begin
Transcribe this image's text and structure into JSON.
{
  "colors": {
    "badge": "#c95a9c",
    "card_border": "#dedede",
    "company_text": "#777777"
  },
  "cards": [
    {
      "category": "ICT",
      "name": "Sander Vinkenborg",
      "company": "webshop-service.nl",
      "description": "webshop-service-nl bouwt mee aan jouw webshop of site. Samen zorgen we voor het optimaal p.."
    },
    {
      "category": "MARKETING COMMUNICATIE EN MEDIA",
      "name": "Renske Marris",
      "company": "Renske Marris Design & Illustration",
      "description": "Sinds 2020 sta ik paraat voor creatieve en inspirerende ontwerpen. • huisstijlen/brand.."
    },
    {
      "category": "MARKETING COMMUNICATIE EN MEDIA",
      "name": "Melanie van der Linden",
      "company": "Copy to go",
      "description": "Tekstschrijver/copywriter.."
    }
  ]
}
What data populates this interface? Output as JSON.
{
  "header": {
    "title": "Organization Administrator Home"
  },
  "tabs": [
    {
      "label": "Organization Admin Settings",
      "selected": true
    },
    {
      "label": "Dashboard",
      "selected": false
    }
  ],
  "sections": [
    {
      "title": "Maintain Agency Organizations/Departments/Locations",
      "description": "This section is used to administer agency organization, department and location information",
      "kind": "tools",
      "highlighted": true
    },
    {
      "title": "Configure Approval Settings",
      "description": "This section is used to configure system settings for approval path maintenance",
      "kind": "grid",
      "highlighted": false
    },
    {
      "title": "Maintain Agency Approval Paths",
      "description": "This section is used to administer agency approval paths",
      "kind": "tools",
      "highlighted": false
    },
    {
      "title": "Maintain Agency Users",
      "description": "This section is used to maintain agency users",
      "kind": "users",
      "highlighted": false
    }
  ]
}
end
Description of the task:
Lines of the listing that contain the word "webshop" are to be counted; report only their number.

Full solution:
2